- [EXERCISE OBJECTIVE]
Copy the records below exactly as they appear.

(Dataset records)
· · ·

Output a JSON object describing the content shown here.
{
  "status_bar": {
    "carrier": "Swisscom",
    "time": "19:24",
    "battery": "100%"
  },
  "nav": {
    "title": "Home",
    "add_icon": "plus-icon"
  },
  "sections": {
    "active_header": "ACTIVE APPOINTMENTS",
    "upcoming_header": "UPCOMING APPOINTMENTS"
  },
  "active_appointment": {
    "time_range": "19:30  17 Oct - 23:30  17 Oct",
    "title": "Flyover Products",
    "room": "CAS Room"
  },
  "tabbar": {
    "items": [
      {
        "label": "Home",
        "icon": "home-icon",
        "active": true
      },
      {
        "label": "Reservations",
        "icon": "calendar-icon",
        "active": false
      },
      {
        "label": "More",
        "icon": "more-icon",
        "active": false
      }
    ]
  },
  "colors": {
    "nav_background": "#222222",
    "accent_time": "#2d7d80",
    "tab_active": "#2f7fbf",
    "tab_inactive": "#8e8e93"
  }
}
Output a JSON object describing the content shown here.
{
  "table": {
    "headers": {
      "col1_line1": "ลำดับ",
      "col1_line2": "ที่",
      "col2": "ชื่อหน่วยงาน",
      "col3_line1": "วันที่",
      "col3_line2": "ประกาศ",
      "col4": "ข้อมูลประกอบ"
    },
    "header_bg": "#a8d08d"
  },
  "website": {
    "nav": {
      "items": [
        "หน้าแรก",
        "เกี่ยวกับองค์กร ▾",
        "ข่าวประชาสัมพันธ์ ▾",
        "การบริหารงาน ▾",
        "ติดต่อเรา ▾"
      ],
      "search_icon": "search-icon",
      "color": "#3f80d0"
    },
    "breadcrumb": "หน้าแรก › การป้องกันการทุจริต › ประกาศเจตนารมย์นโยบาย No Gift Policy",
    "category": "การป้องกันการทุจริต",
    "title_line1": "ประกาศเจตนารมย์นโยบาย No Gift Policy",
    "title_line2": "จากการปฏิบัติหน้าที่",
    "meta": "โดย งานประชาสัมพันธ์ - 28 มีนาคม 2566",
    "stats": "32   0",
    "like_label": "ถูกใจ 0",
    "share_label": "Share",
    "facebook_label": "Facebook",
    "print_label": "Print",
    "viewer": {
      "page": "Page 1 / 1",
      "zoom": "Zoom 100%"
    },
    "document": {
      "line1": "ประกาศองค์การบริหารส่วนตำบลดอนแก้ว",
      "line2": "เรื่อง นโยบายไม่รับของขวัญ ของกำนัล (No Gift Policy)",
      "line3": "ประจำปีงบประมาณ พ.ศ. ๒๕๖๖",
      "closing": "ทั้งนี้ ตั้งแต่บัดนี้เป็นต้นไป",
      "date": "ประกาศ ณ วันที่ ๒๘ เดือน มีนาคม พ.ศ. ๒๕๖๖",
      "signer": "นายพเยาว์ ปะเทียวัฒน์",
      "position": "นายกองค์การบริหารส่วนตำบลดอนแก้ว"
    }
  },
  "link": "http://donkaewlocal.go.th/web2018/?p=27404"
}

· · ·

- [EXERCISE RESPONSE]
Output a JSON object describing the content shown here.
{
  "status_bar": {
    "carrier": "Swisscom",
    "time": "19:24",
    "battery": "100%"
  },
  "nav": {
    "title": "Home",
    "add_icon": "plus-icon"
  },
  "sections": {
    "active_header": "ACTIVE APPOINTMENTS",
    "upcoming_header": "UPCOMING APPOINTMENTS"
  },
  "active_appointment": {
    "time_range": "19:30  17 Oct - 23:30  17 Oct",
    "title": "Flyover Products",
    "room": "CAS Room"
  },
  "tabbar": {
    "items": [
      {
        "label": "Home",
        "icon": "home-icon",
        "active": true
      },
      {
        "label": "Reservations",
        "icon": "calendar-icon",
        "active": false
      },
      {
        "label": "More",
        "icon": "more-icon",
        "active": false
      }
    ]
  },
  "colors": {
    "nav_background": "#222222",
    "accent_time": "#2d7d80",
    "tab_active": "#2f7fbf",
    "tab_inactive": "#8e8e93"
  }
}
Output a JSON object describing the content shown here.
{
  "table": {
    "headers": {
      "col1_line1": "ลำดับ",
      "col1_line2": "ที่",
      "col2": "ชื่อหน่วยงาน",
      "col3_line1": "วันที่",
      "col3_line2": "ประกาศ",
      "col4": "ข้อมูลประกอบ"
    },
    "header_bg": "#a8d08d"
  },
  "website": {
    "nav": {
      "items": [
        "หน้าแรก",
        "เกี่ยวกับองค์กร ▾",
        "ข่าวประชาสัมพันธ์ ▾",
        "การบริหารงาน ▾",
        "ติดต่อเรา ▾"
      ],
      "search_icon": "search-icon",
      "color": "#3f80d0"
    },
    "breadcrumb": "หน้าแรก › การป้องกันการทุจริต › ประกาศเจตนารมย์นโยบาย No Gift Policy",
    "category": "การป้องกันการทุจริต",
    "title_line1": "ประกาศเจตนารมย์นโยบาย No Gift Policy",
    "title_line2": "จากการปฏิบัติหน้าที่",
    "meta": "โดย งานประชาสัมพันธ์ - 28 มีนาคม 2566",
    "stats": "32   0",
    "like_label": "ถูกใจ 0",
    "share_label": "Share",
    "facebook_label": "Facebook",
    "print_label": "Print",
    "viewer": {
      "page": "Page 1 / 1",
      "zoom": "Zoom 100%"
    },
    "document": {
      "line1": "ประกาศองค์การบริหารส่วนตำบลดอนแก้ว",
      "line2": "เรื่อง นโยบายไม่รับของขวัญ ของกำนัล (No Gift Policy)",
      "line3": "ประจำปีงบประมาณ พ.ศ. ๒๕๖๖",
      "closing": "ทั้งนี้ ตั้งแต่บัดนี้เป็นต้นไป",
      "date": "ประกาศ ณ วันที่ ๒๘ เดือน มีนาคม พ.ศ. ๒๕๖๖",
      "signer": "นายพเยาว์ ปะเทียวัฒน์",
      "position": "นายกองค์การบริหารส่วนตำบลดอนแก้ว"
    }
  },
  "link": "http://donkaewlocal.go.th/web2018/?p=27404"
}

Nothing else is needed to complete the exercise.